**PROVIDED INFORMATION**
----------

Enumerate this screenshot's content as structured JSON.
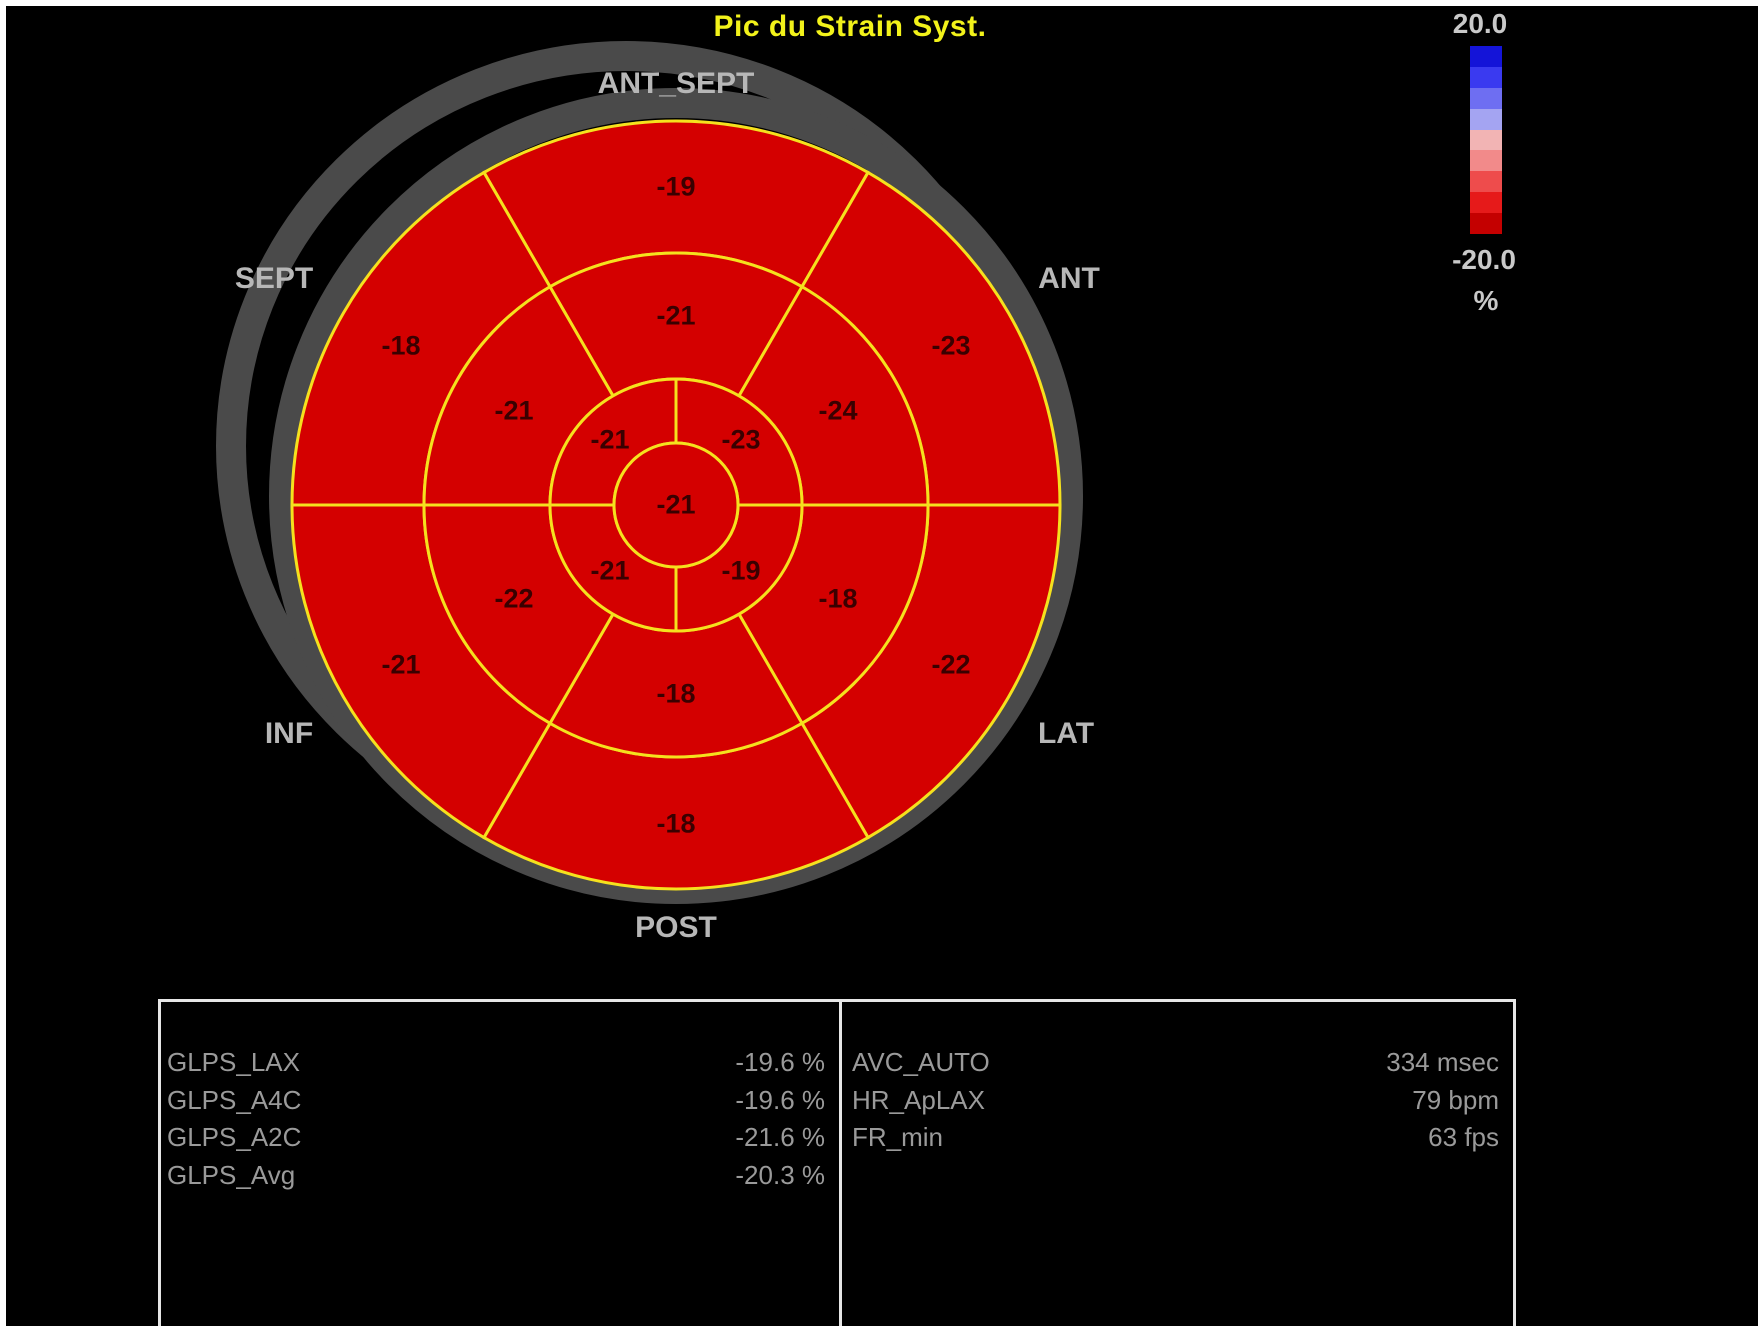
{
  "title": "Pic du Strain Syst.",
  "scale": {
    "max": "20.0",
    "min": "-20.0",
    "unit": "%"
  },
  "scale_colors": [
    "#1414d8",
    "#3a3af0",
    "#6e6ef2",
    "#a4a4f2",
    "#f2b4b4",
    "#f28a8a",
    "#ee4c4c",
    "#e61a1a",
    "#c40000"
  ],
  "colors": {
    "segment_fill": "#d40000",
    "segment_border": "#f5e11e",
    "ring": "#4a4a4a",
    "background": "#000000",
    "title": "#f2f21a"
  },
  "walls": {
    "ant_sept": "ANT_SEPT",
    "ant": "ANT",
    "lat": "LAT",
    "post": "POST",
    "inf": "INF",
    "sept": "SEPT"
  },
  "segments": {
    "basal": {
      "ant_sept": "-19",
      "ant": "-23",
      "lat": "-22",
      "post": "-18",
      "inf": "-21",
      "sept": "-18"
    },
    "mid": {
      "ant_sept": "-21",
      "ant": "-24",
      "lat": "-18",
      "post": "-18",
      "inf": "-22",
      "sept": "-21"
    },
    "apical": {
      "anterior": "-23",
      "lateral": "-19",
      "inferior": "-21",
      "septal": "-21"
    },
    "apex": "-21"
  },
  "measurements_left": [
    {
      "label": "GLPS_LAX",
      "value": "-19.6 %"
    },
    {
      "label": "GLPS_A4C",
      "value": "-19.6 %"
    },
    {
      "label": "GLPS_A2C",
      "value": "-21.6 %"
    },
    {
      "label": "GLPS_Avg",
      "value": "-20.3 %"
    }
  ],
  "measurements_right": [
    {
      "label": "AVC_AUTO",
      "value": "334 msec"
    },
    {
      "label": "HR_ApLAX",
      "value": "79 bpm"
    },
    {
      "label": "FR_min",
      "value": "63 fps"
    }
  ]
}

----------

Reproduce each entry verbatim, excluding any embedded images.

**TASK RESPONSE**
Enumerate this screenshot's content as structured JSON.
{
  "title": "Pic du Strain Syst.",
  "scale": {
    "max": "20.0",
    "min": "-20.0",
    "unit": "%"
  },
  "scale_colors": [
    "#1414d8",
    "#3a3af0",
    "#6e6ef2",
    "#a4a4f2",
    "#f2b4b4",
    "#f28a8a",
    "#ee4c4c",
    "#e61a1a",
    "#c40000"
  ],
  "colors": {
    "segment_fill": "#d40000",
    "segment_border": "#f5e11e",
    "ring": "#4a4a4a",
    "background": "#000000",
    "title": "#f2f21a"
  },
  "walls": {
    "ant_sept": "ANT_SEPT",
    "ant": "ANT",
    "lat": "LAT",
    "post": "POST",
    "inf": "INF",
    "sept": "SEPT"
  },
  "segments": {
    "basal": {
      "ant_sept": "-19",
      "ant": "-23",
      "lat": "-22",
      "post": "-18",
      "inf": "-21",
      "sept": "-18"
    },
    "mid": {
      "ant_sept": "-21",
      "ant": "-24",
      "lat": "-18",
      "post": "-18",
      "inf": "-22",
      "sept": "-21"
    },
    "apical": {
      "anterior": "-23",
      "lateral": "-19",
      "inferior": "-21",
      "septal": "-21"
    },
    "apex": "-21"
  },
  "measurements_left": [
    {
      "label": "GLPS_LAX",
      "value": "-19.6 %"
    },
    {
      "label": "GLPS_A4C",
      "value": "-19.6 %"
    },
    {
      "label": "GLPS_A2C",
      "value": "-21.6 %"
    },
    {
      "label": "GLPS_Avg",
      "value": "-20.3 %"
    }
  ],
  "measurements_right": [
    {
      "label": "AVC_AUTO",
      "value": "334 msec"
    },
    {
      "label": "HR_ApLAX",
      "value": "79 bpm"
    },
    {
      "label": "FR_min",
      "value": "63 fps"
    }
  ]
}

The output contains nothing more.